— BEGIN Given passage —

The Applicant now seeks in this variation proceeding a broad range of substantive and procedural orders as follow:
(a) Maintaining the appeal order that the Arbitrator’s order is not final but interim, the Arbitrator’s award being subject to possible repayment upon an arbitrator’s determination of the substantive merits of the Respondent’s claim.
(b) In the interim, an adjudicative finding that its requested IMEs are reasonably required.
(c) The finding that the requested IMEs are reasonably required leading first to an order that the scheduled arbitration hearing should not be permitted to proceed without the Respondent submitting to the requested IMEs.
(d) The finding that the Applicant’s requested IMEs are reasonably required leading secondly to a finding that the Applicant has terminated IRBs in accordance with section 37 of the Schedule, with the consequent order that the Applicant is no longer required to pay ongoing IRBs pursuant to the Arbitrator’s November 26, 2009 decision.
(e) An order adding post 104-week IRB entitlement to the issues to be determined at the arbitration hearing, if not already included.
(f) IRBs now being subject to final substantive determination, an order that the issue of repayment of IRBs be added to the issues to be determined at arbitration.
(g) An order that the Applicant is entitled to repayment of IRBs, at least from May 1, 2011, the Applicant having now properly terminated IRBs in accordance with the Schedule.
The arbitration unit should have control over its own process. The above issues are properly put before an arbitrator. Adjournment requests of an arbitration hearing should be made to an arbitrator under Rule 72 of the Code. A stay of an arbitration on the basis of IME non-attendance should be made before an arbitrator under Rule 67 of the Code. Adding or clarifying the issues to be determined at an arbitration hearing should be done by resuming the arbitration pre-hearing. By referring this matter back to arbitration for a hearing on the substantive merits of the claim, I did not presume to assume carriage of the arbitration proceeding.

— END Given passage —

#### [Challenges]
**a.** Print the arbitration passage above word for word, everything from "(d) The finding" down to "26, 2009 decision.".
**b.** Proceed with the arbitration passage above, picking up right after its last sentence.

— BEGIN Supplied information —

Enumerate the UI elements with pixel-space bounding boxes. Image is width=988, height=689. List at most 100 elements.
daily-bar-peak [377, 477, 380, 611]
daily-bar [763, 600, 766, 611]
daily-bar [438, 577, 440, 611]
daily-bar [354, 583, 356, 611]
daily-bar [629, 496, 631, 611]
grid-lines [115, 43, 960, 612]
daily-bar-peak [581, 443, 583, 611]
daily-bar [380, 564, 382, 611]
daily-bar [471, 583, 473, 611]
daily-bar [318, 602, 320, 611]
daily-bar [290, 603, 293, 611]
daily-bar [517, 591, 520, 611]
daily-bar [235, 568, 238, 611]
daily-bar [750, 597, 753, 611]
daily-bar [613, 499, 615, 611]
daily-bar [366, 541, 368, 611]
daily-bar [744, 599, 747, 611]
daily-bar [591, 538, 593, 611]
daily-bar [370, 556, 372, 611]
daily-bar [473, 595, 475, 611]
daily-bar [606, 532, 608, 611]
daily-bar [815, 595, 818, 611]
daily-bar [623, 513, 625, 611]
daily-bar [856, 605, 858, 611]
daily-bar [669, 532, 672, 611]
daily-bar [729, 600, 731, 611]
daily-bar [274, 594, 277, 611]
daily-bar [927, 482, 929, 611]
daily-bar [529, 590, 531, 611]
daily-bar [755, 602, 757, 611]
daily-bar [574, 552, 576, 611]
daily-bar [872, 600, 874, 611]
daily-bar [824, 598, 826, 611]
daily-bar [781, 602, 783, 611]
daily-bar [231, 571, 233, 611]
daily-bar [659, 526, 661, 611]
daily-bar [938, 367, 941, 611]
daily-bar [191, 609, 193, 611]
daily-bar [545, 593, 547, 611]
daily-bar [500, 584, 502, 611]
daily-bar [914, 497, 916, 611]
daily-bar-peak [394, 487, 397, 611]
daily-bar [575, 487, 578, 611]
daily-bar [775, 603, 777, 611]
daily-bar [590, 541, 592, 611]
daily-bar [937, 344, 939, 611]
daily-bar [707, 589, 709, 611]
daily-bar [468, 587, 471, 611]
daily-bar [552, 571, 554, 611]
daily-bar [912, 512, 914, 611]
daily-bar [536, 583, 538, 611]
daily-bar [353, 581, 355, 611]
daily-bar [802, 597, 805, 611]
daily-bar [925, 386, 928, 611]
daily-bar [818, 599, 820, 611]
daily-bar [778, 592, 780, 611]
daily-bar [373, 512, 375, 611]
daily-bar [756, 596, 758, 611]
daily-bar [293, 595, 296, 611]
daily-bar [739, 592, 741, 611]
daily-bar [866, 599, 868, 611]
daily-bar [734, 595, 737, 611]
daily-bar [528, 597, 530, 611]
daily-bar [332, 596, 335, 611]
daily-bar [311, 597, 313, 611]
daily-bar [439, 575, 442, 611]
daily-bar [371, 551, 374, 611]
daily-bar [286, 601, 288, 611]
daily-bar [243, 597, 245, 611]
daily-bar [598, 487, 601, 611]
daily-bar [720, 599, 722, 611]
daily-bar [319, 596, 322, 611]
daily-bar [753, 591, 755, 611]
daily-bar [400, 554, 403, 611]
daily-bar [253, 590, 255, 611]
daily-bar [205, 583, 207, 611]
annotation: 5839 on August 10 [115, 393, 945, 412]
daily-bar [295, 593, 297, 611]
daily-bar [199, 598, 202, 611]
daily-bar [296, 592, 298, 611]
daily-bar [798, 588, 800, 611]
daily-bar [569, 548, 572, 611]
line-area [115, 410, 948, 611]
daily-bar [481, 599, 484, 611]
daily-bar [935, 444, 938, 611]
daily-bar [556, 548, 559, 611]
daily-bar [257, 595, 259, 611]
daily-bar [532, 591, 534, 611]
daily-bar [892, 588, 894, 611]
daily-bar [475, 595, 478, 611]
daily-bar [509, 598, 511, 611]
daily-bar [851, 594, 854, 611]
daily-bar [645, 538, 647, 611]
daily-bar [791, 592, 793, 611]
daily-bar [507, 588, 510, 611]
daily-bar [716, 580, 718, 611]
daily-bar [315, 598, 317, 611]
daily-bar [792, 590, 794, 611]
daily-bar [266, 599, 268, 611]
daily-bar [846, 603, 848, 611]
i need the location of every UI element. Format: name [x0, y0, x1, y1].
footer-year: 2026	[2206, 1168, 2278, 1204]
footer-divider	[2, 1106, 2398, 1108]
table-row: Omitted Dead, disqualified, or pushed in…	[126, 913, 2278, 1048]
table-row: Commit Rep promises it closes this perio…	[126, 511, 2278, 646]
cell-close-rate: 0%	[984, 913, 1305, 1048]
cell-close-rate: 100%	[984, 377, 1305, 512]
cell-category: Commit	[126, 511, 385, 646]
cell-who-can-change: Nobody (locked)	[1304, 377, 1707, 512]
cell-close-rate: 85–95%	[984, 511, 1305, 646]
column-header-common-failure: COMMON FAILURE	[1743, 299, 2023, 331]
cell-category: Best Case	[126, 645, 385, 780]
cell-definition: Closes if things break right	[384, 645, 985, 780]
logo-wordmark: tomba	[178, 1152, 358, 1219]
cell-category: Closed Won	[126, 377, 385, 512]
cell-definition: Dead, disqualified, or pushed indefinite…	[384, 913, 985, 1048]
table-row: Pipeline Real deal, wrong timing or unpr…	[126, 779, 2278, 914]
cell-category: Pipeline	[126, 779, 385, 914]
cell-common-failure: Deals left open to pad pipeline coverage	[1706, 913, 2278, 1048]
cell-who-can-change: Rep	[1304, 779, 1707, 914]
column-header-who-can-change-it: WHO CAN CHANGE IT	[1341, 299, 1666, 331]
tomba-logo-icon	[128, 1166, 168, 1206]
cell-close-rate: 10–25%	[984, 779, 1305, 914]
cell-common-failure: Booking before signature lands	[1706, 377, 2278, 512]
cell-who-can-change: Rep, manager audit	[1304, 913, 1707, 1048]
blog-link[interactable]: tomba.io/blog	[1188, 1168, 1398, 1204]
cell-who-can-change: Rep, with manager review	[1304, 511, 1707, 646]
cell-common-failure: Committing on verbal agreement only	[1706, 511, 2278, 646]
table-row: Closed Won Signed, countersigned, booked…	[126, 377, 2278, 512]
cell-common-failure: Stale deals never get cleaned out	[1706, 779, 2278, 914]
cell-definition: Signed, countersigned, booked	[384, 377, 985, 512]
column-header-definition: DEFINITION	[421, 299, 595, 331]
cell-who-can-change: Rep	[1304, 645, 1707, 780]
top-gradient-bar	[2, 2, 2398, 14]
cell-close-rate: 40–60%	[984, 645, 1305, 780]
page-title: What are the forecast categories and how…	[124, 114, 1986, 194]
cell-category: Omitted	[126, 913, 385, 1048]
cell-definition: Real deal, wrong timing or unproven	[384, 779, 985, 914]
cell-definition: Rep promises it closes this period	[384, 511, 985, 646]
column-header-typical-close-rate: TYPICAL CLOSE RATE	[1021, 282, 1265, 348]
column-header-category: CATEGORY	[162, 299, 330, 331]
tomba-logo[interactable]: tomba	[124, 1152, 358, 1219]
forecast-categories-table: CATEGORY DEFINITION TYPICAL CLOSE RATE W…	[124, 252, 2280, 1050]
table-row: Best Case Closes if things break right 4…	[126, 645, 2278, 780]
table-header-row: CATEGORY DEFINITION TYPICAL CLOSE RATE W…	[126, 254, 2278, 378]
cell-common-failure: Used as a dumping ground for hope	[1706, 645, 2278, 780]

— END Supplied information —

#### [Written answers]
**a.**
(d) The finding that the Applicant’s requested IMEs are reasonably required leading secondly to a finding that the Applicant has terminated IRBs in accordance with section 37 of the Schedule, with the consequent order that the Applicant is no longer required to pay ongoing IRBs pursuant to the Arbitrator’s November 26, 2009 decision.

**b.**
As to repayment, C.C. was a variation application from an arbitration decision that found that causation had not been established. The arbitration decision, however, was silent on the issue of IRB repayment explicitly raised and argued before the arbitrator. A subsequent arbitrator held that the appropriate remedy for an alleged error in the arbitration order was an application for variation or revocation. In those narrow circumstances, I was persuaded that there was an error in the arbitrator’s order and that it was advisable under subsection 284(3) of the Insurance Act to vary the arbitration order by adding a repayment order. Those circumstances do not apply in this case.
Regarding the requested suspension of IRBs, given that it is the Arbitrator’s November 26, 2009 order that is being addressed, there is no impediment to an arbitrator addressing this issue. As the adjudicative finding of the reasonableness of the requested IMEs is central both to an adjournment or stay of the arbitration hearing (that is properly within the purview of arbitration) and whether IRB benefits should be suspended, to address the latter in this variation proceeding would simply lead to a multiplicity of proceedings with the risk of inconsistent results.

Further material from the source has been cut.